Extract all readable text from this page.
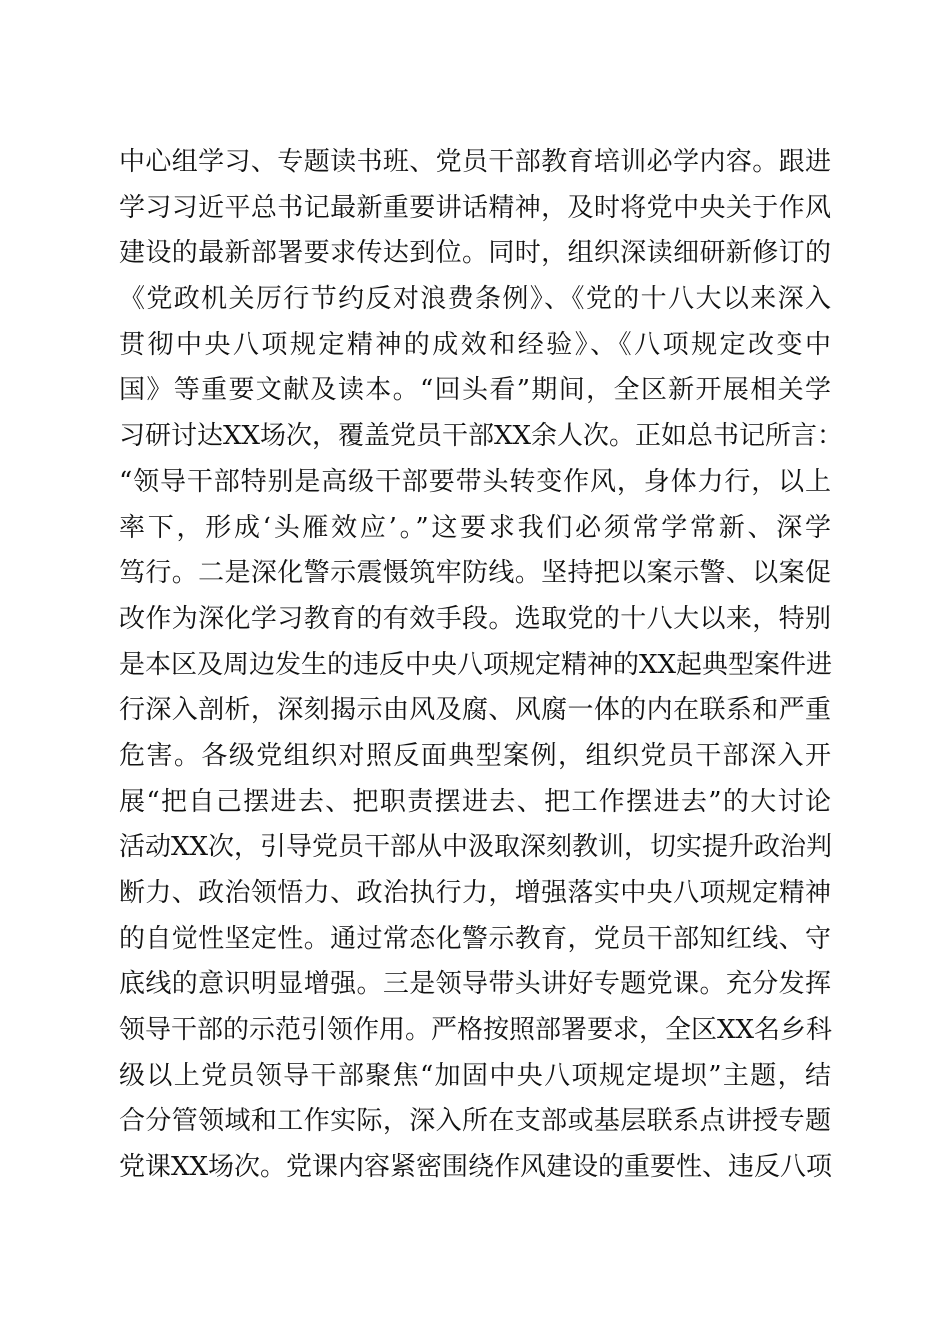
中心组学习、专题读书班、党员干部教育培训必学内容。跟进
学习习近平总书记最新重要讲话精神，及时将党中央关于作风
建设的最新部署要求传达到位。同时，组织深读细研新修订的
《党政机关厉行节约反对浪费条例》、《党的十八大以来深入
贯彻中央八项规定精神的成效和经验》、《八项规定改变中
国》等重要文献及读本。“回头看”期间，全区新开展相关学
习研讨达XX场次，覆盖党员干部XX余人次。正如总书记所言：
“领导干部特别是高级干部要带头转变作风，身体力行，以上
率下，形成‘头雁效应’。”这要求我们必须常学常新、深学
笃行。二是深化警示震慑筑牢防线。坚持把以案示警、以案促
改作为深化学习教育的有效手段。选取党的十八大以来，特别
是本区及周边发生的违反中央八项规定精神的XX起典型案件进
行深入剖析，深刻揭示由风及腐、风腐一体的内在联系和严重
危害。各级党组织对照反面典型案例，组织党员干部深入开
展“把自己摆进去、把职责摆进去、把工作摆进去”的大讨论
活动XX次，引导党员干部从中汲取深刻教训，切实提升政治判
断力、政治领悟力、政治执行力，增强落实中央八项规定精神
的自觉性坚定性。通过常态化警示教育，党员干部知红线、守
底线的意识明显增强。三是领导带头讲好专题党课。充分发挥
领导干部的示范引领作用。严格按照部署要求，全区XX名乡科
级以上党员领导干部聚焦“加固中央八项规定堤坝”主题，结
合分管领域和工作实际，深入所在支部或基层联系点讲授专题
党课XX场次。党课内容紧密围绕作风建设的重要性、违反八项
-- -- --
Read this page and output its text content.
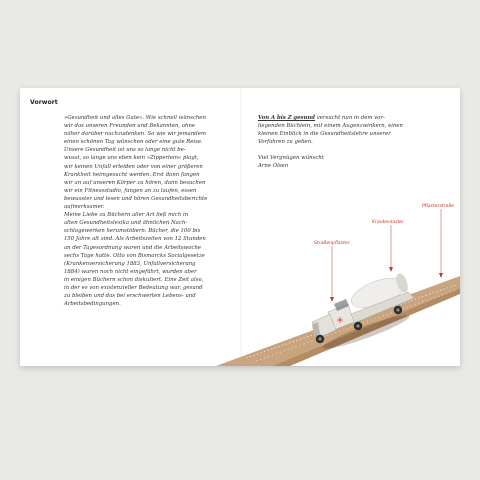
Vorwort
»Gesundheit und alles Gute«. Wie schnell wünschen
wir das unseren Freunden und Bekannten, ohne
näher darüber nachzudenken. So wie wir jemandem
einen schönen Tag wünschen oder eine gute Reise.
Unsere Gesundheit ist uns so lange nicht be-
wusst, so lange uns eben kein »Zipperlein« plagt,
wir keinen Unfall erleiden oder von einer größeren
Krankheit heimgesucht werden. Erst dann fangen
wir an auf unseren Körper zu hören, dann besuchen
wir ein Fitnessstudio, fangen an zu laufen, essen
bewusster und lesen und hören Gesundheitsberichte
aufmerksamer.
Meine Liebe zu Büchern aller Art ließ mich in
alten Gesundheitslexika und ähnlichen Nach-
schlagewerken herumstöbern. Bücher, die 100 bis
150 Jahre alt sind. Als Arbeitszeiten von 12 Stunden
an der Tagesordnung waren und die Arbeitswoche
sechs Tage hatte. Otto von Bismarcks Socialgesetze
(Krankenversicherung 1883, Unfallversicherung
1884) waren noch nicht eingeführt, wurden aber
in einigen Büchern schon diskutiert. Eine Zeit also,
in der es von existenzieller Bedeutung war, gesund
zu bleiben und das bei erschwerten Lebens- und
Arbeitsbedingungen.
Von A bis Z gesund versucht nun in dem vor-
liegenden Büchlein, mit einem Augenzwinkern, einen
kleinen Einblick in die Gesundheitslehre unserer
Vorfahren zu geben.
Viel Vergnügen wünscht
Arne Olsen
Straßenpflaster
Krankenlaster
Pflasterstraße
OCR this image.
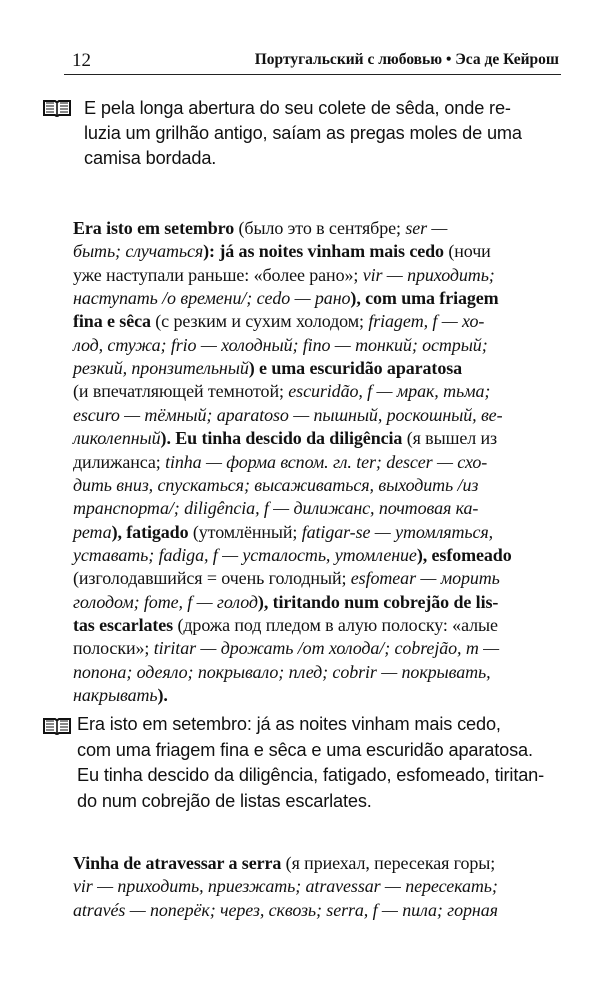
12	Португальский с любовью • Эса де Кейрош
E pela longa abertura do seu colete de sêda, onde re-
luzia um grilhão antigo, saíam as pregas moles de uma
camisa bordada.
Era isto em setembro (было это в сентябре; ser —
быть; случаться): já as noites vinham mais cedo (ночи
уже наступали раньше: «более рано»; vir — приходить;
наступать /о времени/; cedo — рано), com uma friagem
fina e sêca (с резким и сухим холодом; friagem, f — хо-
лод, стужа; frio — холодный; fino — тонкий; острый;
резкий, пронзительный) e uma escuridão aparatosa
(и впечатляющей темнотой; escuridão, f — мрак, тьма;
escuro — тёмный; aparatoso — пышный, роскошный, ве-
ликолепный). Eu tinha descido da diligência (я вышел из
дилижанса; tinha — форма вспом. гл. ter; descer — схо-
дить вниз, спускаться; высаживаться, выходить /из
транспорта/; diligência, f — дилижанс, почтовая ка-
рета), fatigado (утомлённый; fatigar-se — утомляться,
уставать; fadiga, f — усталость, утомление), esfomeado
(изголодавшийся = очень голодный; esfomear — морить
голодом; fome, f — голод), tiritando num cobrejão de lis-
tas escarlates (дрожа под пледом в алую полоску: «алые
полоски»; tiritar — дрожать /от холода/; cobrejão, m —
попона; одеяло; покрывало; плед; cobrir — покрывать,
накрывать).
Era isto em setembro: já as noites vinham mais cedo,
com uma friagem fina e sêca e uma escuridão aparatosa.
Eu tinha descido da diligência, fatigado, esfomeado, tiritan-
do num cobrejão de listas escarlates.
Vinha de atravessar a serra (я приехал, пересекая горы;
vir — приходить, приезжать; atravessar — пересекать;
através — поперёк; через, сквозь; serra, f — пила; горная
-- -- --
#### [Instruction]
Pull out each line of the listing that holds the string "page".

#### [Solution to the exercise]
Extract all readable text from this page.
Read this page and output its text content.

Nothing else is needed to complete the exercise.